• **Material shown**
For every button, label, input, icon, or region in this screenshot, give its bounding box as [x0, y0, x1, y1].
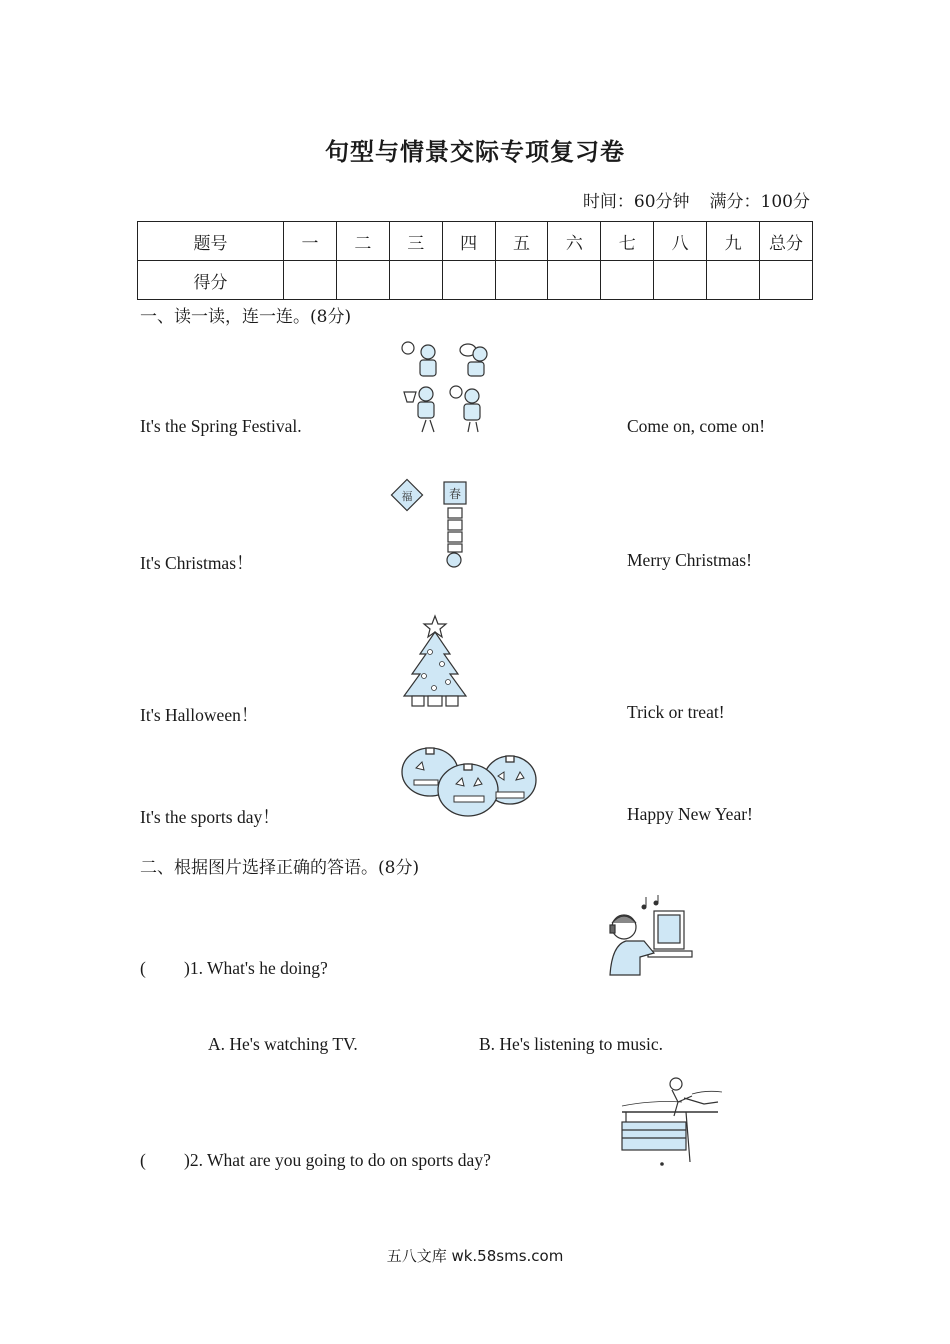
score-cell: 七	[601, 222, 654, 261]
page-title: 句型与情景交际专项复习卷	[325, 138, 625, 166]
match-left-4[interactable]: It's the sports day！	[140, 807, 280, 827]
match-left-2[interactable]: It's Christmas！	[140, 553, 254, 573]
match-left-1[interactable]: It's the Spring Festival.	[140, 416, 302, 436]
question-2	[140, 1150, 491, 1171]
exam-time: 时间：60分钟	[582, 192, 690, 212]
pumpkins-illustration	[400, 744, 538, 818]
score-cell: 三	[389, 222, 442, 261]
footer-watermark: 五八文库 wk.58sms.com	[386, 1247, 564, 1265]
match-right-1[interactable]: Come on, come on!	[627, 416, 766, 436]
answer-paren[interactable]: (	[140, 1150, 146, 1170]
score-cell: 一	[284, 222, 337, 261]
section2-heading: 二、根据图片选择正确的答语。(8分)	[140, 858, 420, 878]
score-cell: 总分	[760, 222, 813, 261]
exam-meta	[583, 187, 810, 212]
sports-kids-illustration	[398, 338, 498, 434]
score-table	[137, 221, 813, 300]
couplet-char-chun: 春	[448, 487, 462, 501]
couplet-char-fu: 福	[401, 490, 413, 503]
score-cell: 五	[495, 222, 548, 261]
christmas-tree-illustration	[400, 612, 470, 710]
score-table-score-row	[138, 261, 813, 300]
section1-heading: 一、读一读，连一连。(8分)	[140, 307, 352, 327]
answer-paren[interactable]: (	[140, 958, 146, 978]
question-1-text: )1. What's he doing?	[184, 958, 328, 978]
score-input-cell[interactable]	[389, 261, 442, 300]
score-cell: 八	[654, 222, 707, 261]
q1-option-b[interactable]: B. He's listening to music.	[479, 1034, 663, 1054]
score-input-cell[interactable]	[760, 261, 813, 300]
score-input-cell[interactable]	[707, 261, 760, 300]
high-jump-illustration	[622, 1076, 726, 1168]
score-input-cell[interactable]	[336, 261, 389, 300]
score-table-header-row	[138, 222, 813, 261]
score-cell: 题号	[138, 222, 284, 261]
score-input-cell[interactable]	[548, 261, 601, 300]
match-right-3[interactable]: Trick or treat!	[627, 702, 725, 722]
match-right-4[interactable]: Happy New Year!	[627, 804, 753, 824]
match-left-3[interactable]: It's Halloween！	[140, 705, 259, 725]
boy-listening-music-illustration	[604, 893, 696, 977]
score-input-cell[interactable]	[442, 261, 495, 300]
exam-score-total: 满分：100分	[709, 192, 810, 212]
score-input-cell[interactable]	[601, 261, 654, 300]
score-input-cell[interactable]	[284, 261, 337, 300]
score-row-label: 得分	[138, 261, 284, 300]
score-cell: 四	[442, 222, 495, 261]
score-cell: 二	[336, 222, 389, 261]
question-1	[140, 958, 328, 979]
match-right-2[interactable]: Merry Christmas!	[627, 550, 752, 570]
spring-couplets-illustration	[388, 478, 480, 572]
score-input-cell[interactable]	[654, 261, 707, 300]
q1-option-a[interactable]: A. He's watching TV.	[208, 1034, 358, 1054]
score-cell: 九	[707, 222, 760, 261]
score-input-cell[interactable]	[495, 261, 548, 300]
question-2-text: )2. What are you going to do on sports day?	[184, 1150, 491, 1170]
score-cell: 六	[548, 222, 601, 261]
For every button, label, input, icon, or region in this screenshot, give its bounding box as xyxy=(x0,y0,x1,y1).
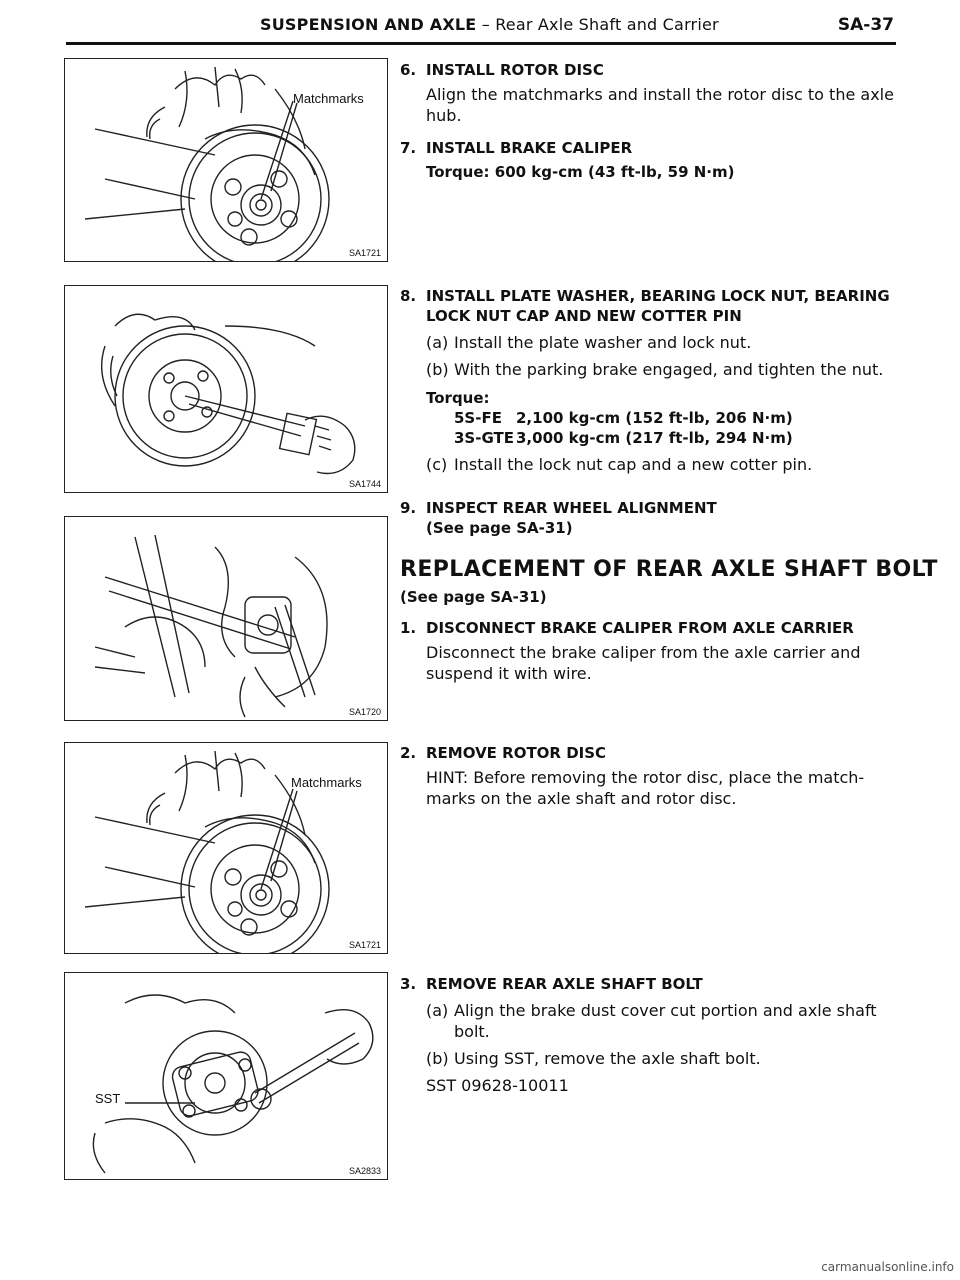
step-heading: INSPECT REAR WHEEL ALIGNMENT xyxy=(426,499,717,517)
substep-text: Install the plate washer and lock nut. xyxy=(454,333,752,352)
figure-rotor-matchmarks-1 xyxy=(64,58,388,262)
substep-label: (b) xyxy=(426,1049,449,1068)
watermark-text[interactable]: carmanualsonline.info xyxy=(821,1260,954,1274)
step-number: 7. xyxy=(400,139,417,157)
step-heading: DISCONNECT BRAKE CALIPER FROM AXLE CARRIER xyxy=(426,619,854,637)
substep-text: Align the brake dust cover cut portion and axle shaft bolt. xyxy=(454,1001,877,1041)
figure-code: SA1744 xyxy=(348,479,381,489)
substep-label: (a) xyxy=(426,1001,449,1020)
substep-a xyxy=(426,332,900,353)
header-rule xyxy=(66,42,896,45)
step-number: 3. xyxy=(400,975,417,993)
header-separator: – xyxy=(476,15,496,34)
sst-illustration xyxy=(65,973,388,1180)
section-title: REPLACEMENT OF REAR AXLE SHAFT BOLT xyxy=(400,557,938,582)
figure-caliper-disconnect xyxy=(64,516,388,721)
substep-text: Install the lock nut cap and a new cotter pin. xyxy=(454,455,813,474)
replacement-step-1 xyxy=(400,618,900,684)
step-number: 6. xyxy=(400,61,417,79)
replacement-step-2 xyxy=(400,743,900,809)
header-title xyxy=(260,15,719,34)
header-section: SUSPENSION AND AXLE xyxy=(260,15,477,34)
engine-code: 3S-GTE xyxy=(454,429,514,447)
step-number: 8. xyxy=(400,287,417,305)
step-heading: REMOVE REAR AXLE SHAFT BOLT xyxy=(426,975,703,993)
page-number: SA-37 xyxy=(837,15,894,35)
substep-a xyxy=(426,1000,900,1042)
replacement-step-3 xyxy=(400,974,900,1096)
step-8 xyxy=(400,286,900,475)
torque-row-5sfe xyxy=(454,408,900,428)
step-9 xyxy=(400,498,900,538)
step-number: 2. xyxy=(400,744,417,762)
step-hint: HINT: Before removing the rotor disc, place the match-marks on the axle shaft and rotor disc. xyxy=(426,768,865,808)
figure-code: SA2833 xyxy=(348,1166,381,1176)
step-text: Align the matchmarks and install the rotor disc to the axle hub. xyxy=(426,85,894,125)
step-number: 1. xyxy=(400,619,417,637)
figure-code: SA1720 xyxy=(348,707,381,717)
header-subtitle: Rear Axle Shaft and Carrier xyxy=(495,15,719,34)
step-reference: (See page SA-31) xyxy=(426,519,573,537)
substep-label: (b) xyxy=(426,360,449,379)
torque-row-3sgte xyxy=(454,428,900,448)
step-text: Disconnect the brake caliper from the axle carrier and suspend it with wire. xyxy=(426,643,861,683)
substep-text: With the parking brake engaged, and tighten the nut. xyxy=(454,360,884,379)
figure-lock-nut-torque xyxy=(64,285,388,493)
section-reference: (See page SA-31) xyxy=(400,588,547,606)
torque-label: Torque: xyxy=(426,389,490,407)
page-header xyxy=(66,12,896,38)
figure-code: SA1721 xyxy=(348,940,381,950)
torque-spec: Torque: 600 kg-cm (43 ft-lb, 59 N·m) xyxy=(426,163,735,181)
torque-value: 3,000 kg-cm (217 ft-lb, 294 N·m) xyxy=(516,429,793,447)
step-heading: INSTALL ROTOR DISC xyxy=(426,61,604,79)
step-heading: INSTALL BRAKE CALIPER xyxy=(426,139,633,157)
step-6 xyxy=(400,60,900,126)
step-7 xyxy=(400,138,900,182)
engine-code: 5S-FE xyxy=(454,409,502,427)
matchmarks-label: Matchmarks xyxy=(291,775,362,790)
substep-label: (a) xyxy=(426,333,449,352)
figure-rotor-matchmarks-2 xyxy=(64,742,388,954)
figure-code: SA1721 xyxy=(348,248,381,258)
substep-c xyxy=(426,454,900,475)
substep-b xyxy=(426,1048,900,1069)
substep-b xyxy=(426,359,900,380)
substep-label: (c) xyxy=(426,455,448,474)
step-heading: INSTALL PLATE WASHER, BEARING LOCK NUT, BEARING LOCK NUT CAP AND NEW COTTER PIN xyxy=(426,287,890,325)
torque-value: 2,100 kg-cm (152 ft-lb, 206 N·m) xyxy=(516,409,793,427)
matchmarks-label: Matchmarks xyxy=(293,91,364,106)
figure-sst-axle-bolt xyxy=(64,972,388,1180)
step-heading: REMOVE ROTOR DISC xyxy=(426,744,607,762)
step-number: 9. xyxy=(400,499,417,517)
lock-nut-illustration xyxy=(65,286,388,493)
rotor-disc-illustration xyxy=(65,59,388,262)
caliper-illustration xyxy=(65,517,388,721)
substep-text: Using SST, remove the axle shaft bolt. xyxy=(454,1049,761,1068)
sst-number: SST 09628-10011 xyxy=(426,1076,569,1095)
sst-label: SST xyxy=(95,1091,121,1106)
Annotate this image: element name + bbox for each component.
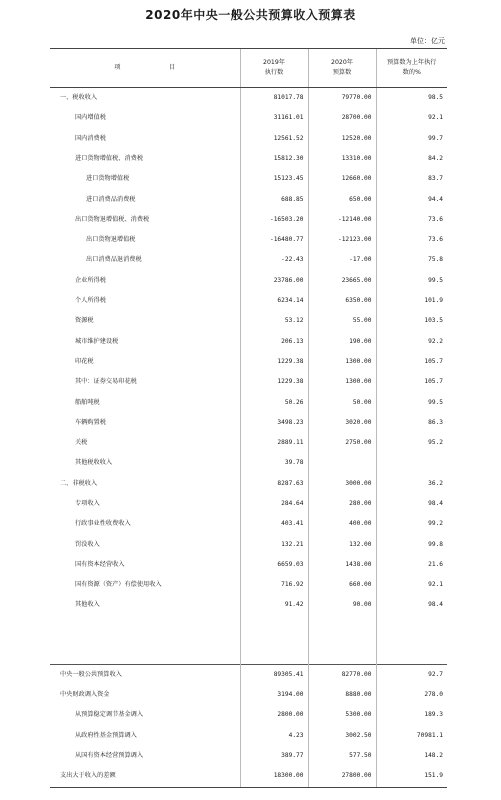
table-row	[50, 129, 447, 149]
row-2019: -16503.20	[240, 210, 308, 230]
row-name: 进口消费品消费税	[86, 195, 136, 203]
row-name: 国内增值税	[75, 114, 106, 122]
row-name: 罚没收入	[75, 540, 100, 548]
table-row	[50, 705, 447, 725]
row-2019: 15123.45	[240, 169, 308, 189]
table-row	[50, 332, 447, 352]
row-2019: 6659.03	[240, 555, 308, 575]
row-2020: 82770.00	[308, 664, 376, 685]
table-row	[50, 746, 447, 766]
row-percent: 86.3	[376, 413, 447, 433]
table-row	[50, 664, 447, 685]
table-row	[50, 575, 447, 595]
row-percent: 99.8	[376, 535, 447, 555]
row-2020: 1300.00	[308, 372, 376, 392]
row-2019: -22.43	[240, 250, 308, 270]
row-percent: 99.2	[376, 514, 447, 534]
row-2019: 39.78	[240, 453, 308, 473]
row-name: 资源税	[75, 317, 94, 325]
row-name: 国有资本经营收入	[75, 560, 125, 568]
row-2019: 91.42	[240, 595, 308, 615]
table-row	[50, 352, 447, 372]
row-percent: 101.9	[376, 291, 447, 311]
row-name: 印花税	[75, 357, 94, 365]
row-name: 中央财政调入资金	[60, 691, 110, 699]
row-percent: 95.2	[376, 433, 447, 453]
row-2020: 55.00	[308, 311, 376, 331]
row-percent: 148.2	[376, 746, 447, 766]
row-percent: 103.5	[376, 311, 447, 331]
row-percent: 98.5	[376, 88, 447, 109]
row-percent: 278.0	[376, 685, 447, 705]
table-row	[50, 372, 447, 392]
header-2019-year: 2019年	[263, 59, 285, 66]
spacer-cell	[50, 616, 240, 665]
table-row	[50, 311, 447, 331]
row-2020: 3002.50	[308, 726, 376, 746]
row-percent: 21.6	[376, 555, 447, 575]
row-2019: 23786.00	[240, 271, 308, 291]
row-2019: -16480.77	[240, 230, 308, 250]
row-2019: 1229.38	[240, 372, 308, 392]
row-2020: 6350.00	[308, 291, 376, 311]
table-row	[50, 149, 447, 169]
table-row	[50, 189, 447, 209]
row-2019: 89305.41	[240, 664, 308, 685]
row-name: 中央一般公共预算收入	[50, 664, 240, 685]
row-2019: 4.23	[240, 726, 308, 746]
header-item	[50, 49, 240, 88]
row-2020: 79770.00	[308, 88, 376, 109]
row-2019: 132.21	[240, 535, 308, 555]
row-2019: 284.64	[240, 494, 308, 514]
header-2019	[240, 49, 308, 88]
table-row	[50, 271, 447, 291]
table-row	[50, 595, 447, 615]
page-title: 2020年中央一般公共预算收入预算表	[145, 8, 356, 22]
row-name: 国内消费税	[75, 134, 106, 142]
row-2019: 389.77	[240, 746, 308, 766]
row-2020: 3000.00	[308, 474, 376, 494]
row-percent: 99.7	[376, 129, 447, 149]
row-percent: 36.2	[376, 474, 447, 494]
row-name: 出口货物退增值税、消费税	[75, 215, 150, 223]
row-percent: 84.2	[376, 149, 447, 169]
row-2020: 132.00	[308, 535, 376, 555]
row-2019: 6234.14	[240, 291, 308, 311]
row-2020: 27800.00	[308, 766, 376, 787]
row-2019: 2889.11	[240, 433, 308, 453]
row-2019: 12561.52	[240, 129, 308, 149]
header-2020-label: 预算数	[332, 69, 352, 76]
row-name: 进口货物增值税、消费税	[75, 154, 144, 162]
row-name: 船舶吨税	[75, 398, 100, 406]
row-2020: 12520.00	[308, 129, 376, 149]
row-percent: 99.5	[376, 271, 447, 291]
row-name: 其他收入	[75, 601, 100, 609]
row-percent: 92.1	[376, 108, 447, 128]
header-percent-b: 数的%	[402, 69, 421, 76]
row-percent: 83.7	[376, 169, 447, 189]
row-2020: -17.00	[308, 250, 376, 270]
table-row	[50, 555, 447, 575]
row-2020: -12123.00	[308, 230, 376, 250]
row-2020: 8880.00	[308, 685, 376, 705]
row-name: 国有资源（资产）有偿使用收入	[75, 581, 162, 589]
table-row	[50, 291, 447, 311]
spacer-cell	[376, 616, 447, 665]
row-2020: 1438.00	[308, 555, 376, 575]
table-row	[50, 474, 447, 494]
row-2020	[308, 453, 376, 473]
header-2020-year: 2020年	[331, 59, 353, 66]
row-2020: 90.00	[308, 595, 376, 615]
table-row	[50, 535, 447, 555]
row-percent: 73.6	[376, 210, 447, 230]
row-2020: 23665.00	[308, 271, 376, 291]
spacer-row	[50, 616, 447, 665]
row-percent: 98.4	[376, 595, 447, 615]
row-2020: 2750.00	[308, 433, 376, 453]
table-row	[50, 230, 447, 250]
row-2020: 3020.00	[308, 413, 376, 433]
row-percent	[376, 453, 447, 473]
table-row	[50, 433, 447, 453]
row-2019: 2800.00	[240, 705, 308, 725]
row-name: 进口货物增值税	[86, 175, 130, 183]
row-2019: 206.13	[240, 332, 308, 352]
row-2019: 716.92	[240, 575, 308, 595]
row-2020: 13310.00	[308, 149, 376, 169]
row-percent: 151.9	[376, 766, 447, 787]
row-2020: 1300.00	[308, 352, 376, 372]
row-percent: 99.5	[376, 392, 447, 412]
table-row	[50, 210, 447, 230]
row-name: 关税	[75, 439, 88, 447]
row-name: 专项收入	[75, 499, 100, 507]
row-2020: 190.00	[308, 332, 376, 352]
row-name: 其他税收收入	[75, 459, 113, 467]
header-percent-a: 预算数为上年执行	[387, 59, 437, 66]
header-item-b: 目	[169, 63, 176, 71]
row-name: 支出大于收入的差额	[50, 766, 240, 787]
row-percent: 189.3	[376, 705, 447, 725]
table-row	[50, 514, 447, 534]
table-row	[50, 494, 447, 514]
row-name: 二、非税收入	[60, 479, 98, 487]
row-2020: 400.00	[308, 514, 376, 534]
row-percent: 94.4	[376, 189, 447, 209]
row-2020: 12660.00	[308, 169, 376, 189]
row-2019: 1229.38	[240, 352, 308, 372]
unit-label: 单位：亿元	[410, 37, 445, 45]
row-2019: 15812.30	[240, 149, 308, 169]
row-percent: 105.7	[376, 372, 447, 392]
row-name: 车辆购置税	[75, 418, 106, 426]
header-2019-label: 执行数	[264, 69, 284, 76]
row-name: 一、税收收入	[60, 94, 98, 102]
table-row	[50, 88, 447, 109]
row-percent: 92.2	[376, 332, 447, 352]
budget-table	[50, 48, 447, 788]
row-percent: 92.1	[376, 575, 447, 595]
row-2020: 50.00	[308, 392, 376, 412]
row-percent: 70981.1	[376, 726, 447, 746]
row-2020: 650.00	[308, 189, 376, 209]
row-name: 城市维护建设税	[75, 337, 119, 345]
row-2019: 688.85	[240, 189, 308, 209]
table-header-row	[50, 49, 447, 88]
row-2019: 50.26	[240, 392, 308, 412]
row-2019: 31161.01	[240, 108, 308, 128]
table-row	[50, 108, 447, 128]
header-2020	[308, 49, 376, 88]
row-2020: 28700.00	[308, 108, 376, 128]
row-percent: 75.8	[376, 250, 447, 270]
table-row	[50, 766, 447, 787]
row-2020: 660.00	[308, 575, 376, 595]
row-2019: 53.12	[240, 311, 308, 331]
row-2019: 81017.78	[240, 88, 308, 109]
row-2020: -12140.00	[308, 210, 376, 230]
row-percent: 92.7	[376, 664, 447, 685]
table-row	[50, 169, 447, 189]
row-name: 从政府性基金预算调入	[75, 731, 137, 739]
row-percent: 73.6	[376, 230, 447, 250]
row-name: 从预算稳定调节基金调入	[75, 711, 144, 719]
header-item-a: 项	[114, 63, 121, 71]
row-2019: 3498.23	[240, 413, 308, 433]
row-name: 出口货物退增值税	[86, 236, 136, 244]
row-name: 个人所得税	[75, 297, 106, 305]
row-name: 出口消费品退消费税	[86, 256, 142, 264]
table-row	[50, 453, 447, 473]
row-2019: 8287.63	[240, 474, 308, 494]
row-name: 行政事业性收费收入	[75, 520, 131, 528]
table-row	[50, 726, 447, 746]
row-percent: 105.7	[376, 352, 447, 372]
row-2019: 403.41	[240, 514, 308, 534]
row-name: 其中：证券交易印花税	[75, 378, 137, 386]
row-2019: 3194.00	[240, 685, 308, 705]
row-name: 从国有资本经营预算调入	[75, 751, 144, 759]
spacer-cell	[308, 616, 376, 665]
table-row	[50, 685, 447, 705]
row-2020: 280.00	[308, 494, 376, 514]
table-row	[50, 392, 447, 412]
row-name: 企业所得税	[75, 276, 106, 284]
table-row	[50, 250, 447, 270]
row-percent: 98.4	[376, 494, 447, 514]
spacer-cell	[240, 616, 308, 665]
table-row	[50, 413, 447, 433]
header-percent	[376, 49, 447, 88]
row-2020: 5300.00	[308, 705, 376, 725]
row-2020: 577.50	[308, 746, 376, 766]
row-2019: 18300.00	[240, 766, 308, 787]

• **Instruction**
Convert the stretch of the records from the line containing "step-heading: INSPECT REAR" through the line containing "step-heading: REMOVE REAR" into a JSON list of strings, one string per line, leaving out any blank lines.

• **Written reply**
[
  "step-heading: INSPECT REAR WHEEL ALIGNMENT xyxy=(426,499,717,517)",
  "substep-text: Install the plate washer and lock nut. xyxy=(454,333,752,352)",
  "figure-rotor-matchmarks-1 xyxy=(64,58,388,262)",
  "substep-label: (b) xyxy=(426,1049,449,1068)",
  "watermark-text[interactable]: carmanualsonline.info xyxy=(821,1260,954,1274)",
  "step-number: 7. xyxy=(400,139,417,157)",
  "step-heading: DISCONNECT BRAKE CALIPER FROM AXLE CARRIER xyxy=(426,619,854,637)",
  "substep-text: Align the brake dust cover cut portion and axle shaft bolt. xyxy=(454,1001,877,1041)",
  "figure-code: SA1744 xyxy=(348,479,381,489)",
  "substep-label: (a) xyxy=(426,1001,449,1020)",
  "substep-a xyxy=(426,332,900,353)",
  "header-rule xyxy=(66,42,896,45)",
  "step-number: 3. xyxy=(400,975,417,993)",
  "header-separator: – xyxy=(476,15,496,34)",
  "sst-illustration xyxy=(65,973,388,1180)",
  "section-title: REPLACEMENT OF REAR AXLE SHAFT BOLT xyxy=(400,557,938,582)",
  "figure-caliper-disconnect xyxy=(64,516,388,721)",
  "substep-text: Install the lock nut cap and a new cotter pin. xyxy=(454,455,813,474)",
  "replacement-step-1 xyxy=(400,618,900,684)",
  "step-number: 6. xyxy=(400,61,417,79)",
  "replacement-step-2 xyxy=(400,743,900,809)",
  "header-title xyxy=(260,15,719,34)",
  "header-section: SUSPENSION AND AXLE xyxy=(260,15,477,34)",
  "engine-code: 3S-GTE xyxy=(454,429,514,447)",
  "step-number: 8. xyxy=(400,287,417,305)",
  "step-heading: REMOVE REAR AXLE SHAFT BOLT xyxy=(426,975,703,993)"
]